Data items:
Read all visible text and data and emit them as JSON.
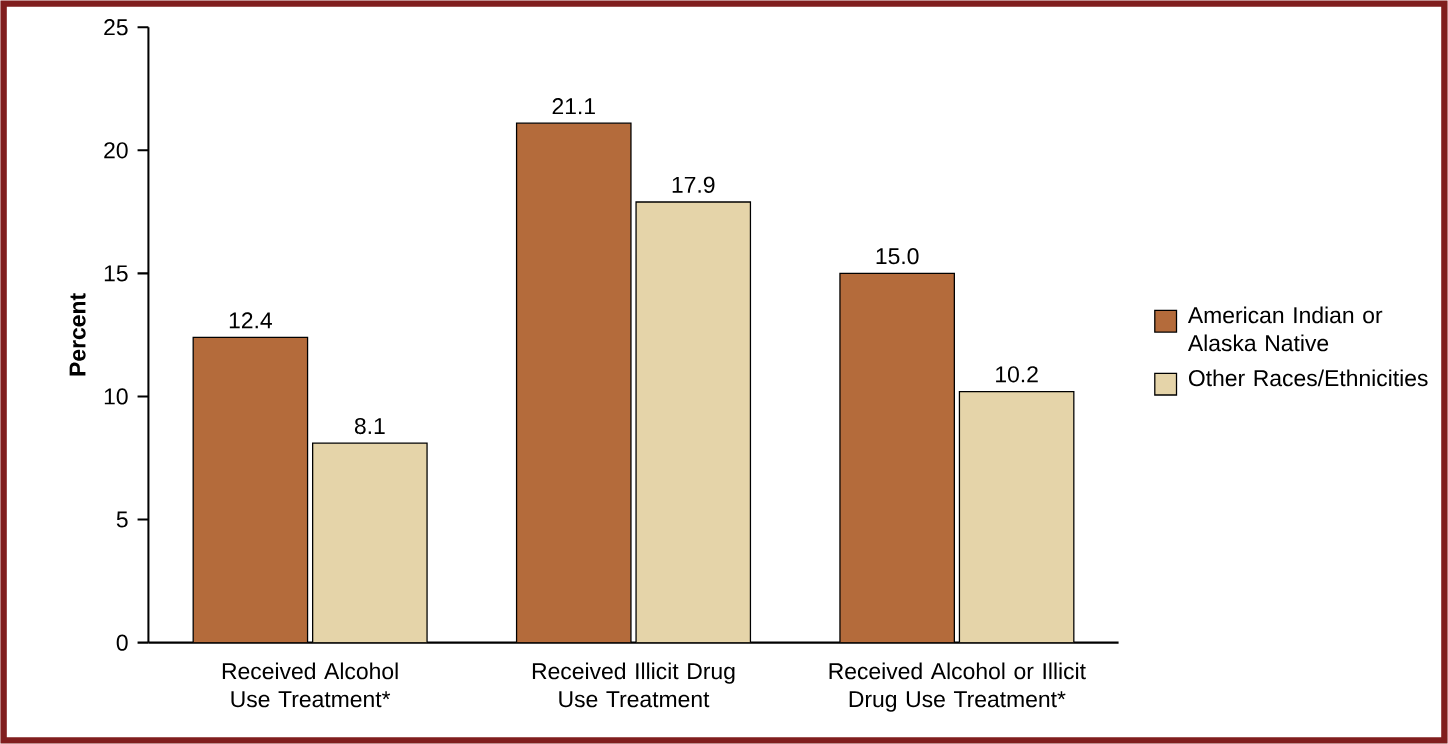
{
  "chart_data": {
    "type": "bar",
    "ylabel": "Percent",
    "categories": [
      "Received Alcohol Use Treatment*",
      "Received Illicit Drug Use Treatment",
      "Received Alcohol or Illicit Drug Use Treatment*"
    ],
    "series": [
      {
        "name": "American Indian or Alaska Native",
        "color": "#b46b3b",
        "values": [
          12.4,
          21.1,
          15.0
        ],
        "value_labels": [
          "12.4",
          "21.1",
          "15.0"
        ]
      },
      {
        "name": "Other Races/Ethnicities",
        "color": "#e5d4a9",
        "values": [
          8.1,
          17.9,
          10.2
        ],
        "value_labels": [
          "8.1",
          "17.9",
          "10.2"
        ]
      }
    ],
    "ylim": [
      0,
      25
    ],
    "yticks": [
      0,
      5,
      10,
      15,
      20,
      25
    ],
    "grid": false,
    "legend": "right"
  }
}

■ **Instruction**
Copy out the records above in full, exactly as written, but not the pictures.

■ **Complete response**
Read all visible text and data and emit them as JSON.
{
  "chart_data": {
    "type": "bar",
    "ylabel": "Percent",
    "categories": [
      "Received Alcohol Use Treatment*",
      "Received Illicit Drug Use Treatment",
      "Received Alcohol or Illicit Drug Use Treatment*"
    ],
    "series": [
      {
        "name": "American Indian or Alaska Native",
        "color": "#b46b3b",
        "values": [
          12.4,
          21.1,
          15.0
        ],
        "value_labels": [
          "12.4",
          "21.1",
          "15.0"
        ]
      },
      {
        "name": "Other Races/Ethnicities",
        "color": "#e5d4a9",
        "values": [
          8.1,
          17.9,
          10.2
        ],
        "value_labels": [
          "8.1",
          "17.9",
          "10.2"
        ]
      }
    ],
    "ylim": [
      0,
      25
    ],
    "yticks": [
      0,
      5,
      10,
      15,
      20,
      25
    ],
    "grid": false,
    "legend": "right"
  }
}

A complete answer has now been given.